» Instruction: Look through the listing below and give the number of lines that hold "logback". Say nothing more.

════

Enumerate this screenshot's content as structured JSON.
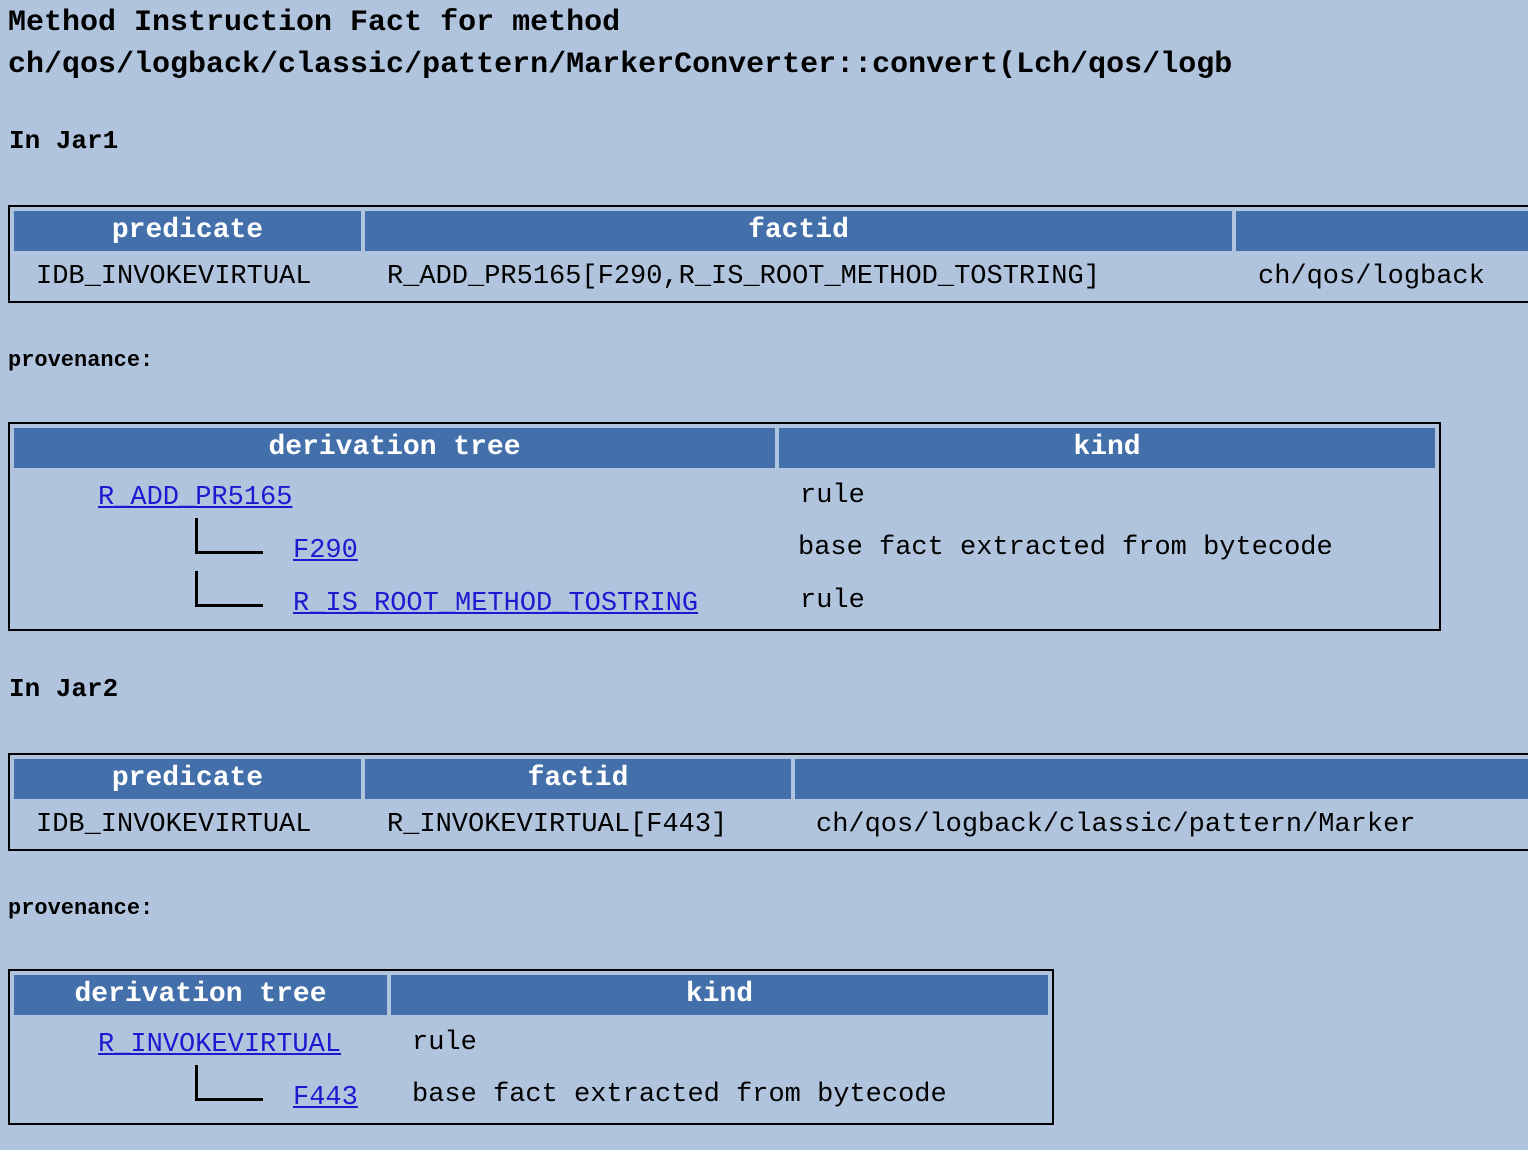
{
  "title": {
    "line1": "Method Instruction Fact for method",
    "line2": "ch/qos/logback/classic/pattern/MarkerConverter::convert(Lch/qos/logb"
  },
  "jar1": {
    "heading": "In Jar1",
    "fact_table": {
      "headers": [
        "predicate",
        "factid",
        ""
      ],
      "row": [
        "IDB_INVOKEVIRTUAL",
        "R_ADD_PR5165[F290,R_IS_ROOT_METHOD_TOSTRING]",
        "ch/qos/logback"
      ]
    },
    "provenance_label": "provenance:",
    "provenance": {
      "headers": [
        "derivation tree",
        "kind"
      ],
      "rows": [
        {
          "node": "R_ADD_PR5165",
          "kind": "rule"
        },
        {
          "node": "F290",
          "kind": "base fact extracted from bytecode"
        },
        {
          "node": "R_IS_ROOT_METHOD_TOSTRING",
          "kind": "rule"
        }
      ]
    }
  },
  "jar2": {
    "heading": "In Jar2",
    "fact_table": {
      "headers": [
        "predicate",
        "factid",
        ""
      ],
      "row": [
        "IDB_INVOKEVIRTUAL",
        "R_INVOKEVIRTUAL[F443]",
        "ch/qos/logback/classic/pattern/Marker"
      ]
    },
    "provenance_label": "provenance:",
    "provenance": {
      "headers": [
        "derivation tree",
        "kind"
      ],
      "rows": [
        {
          "node": "R_INVOKEVIRTUAL",
          "kind": "rule"
        },
        {
          "node": "F443",
          "kind": "base fact extracted from bytecode"
        }
      ]
    }
  }
}
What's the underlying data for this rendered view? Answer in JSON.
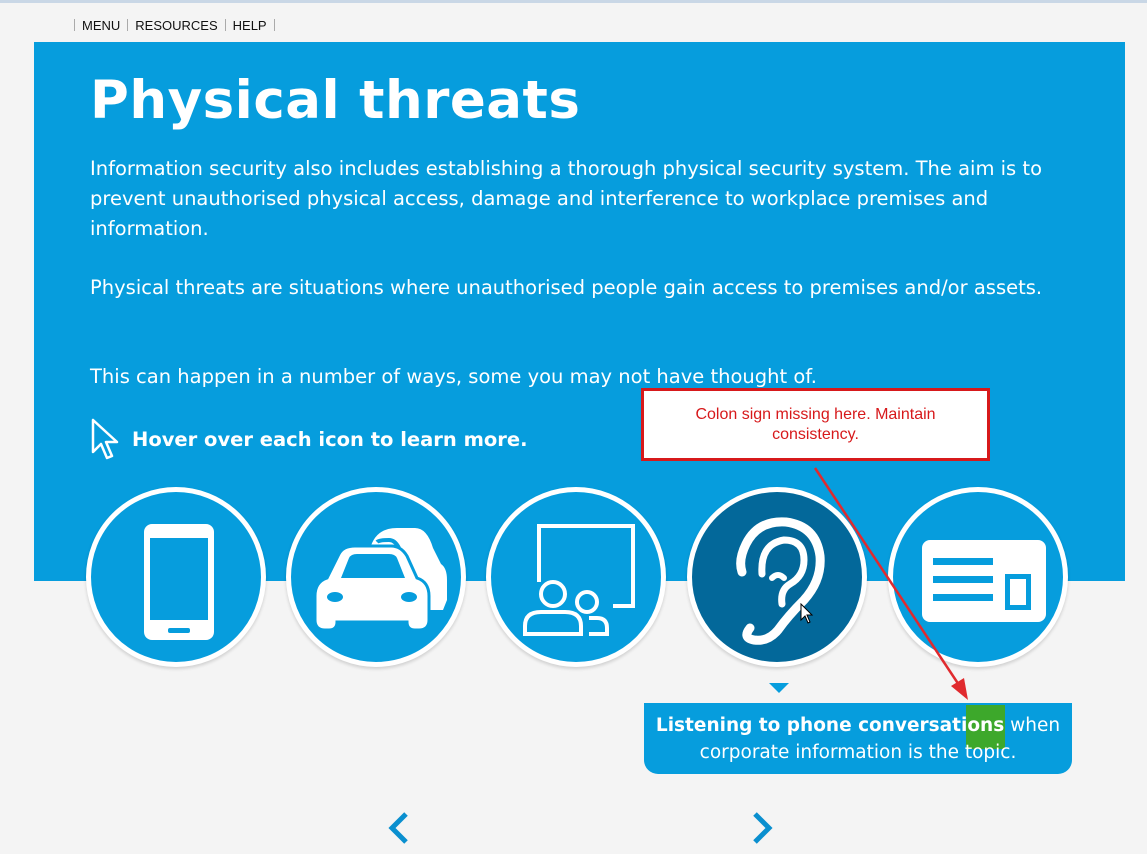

════

» The output: 3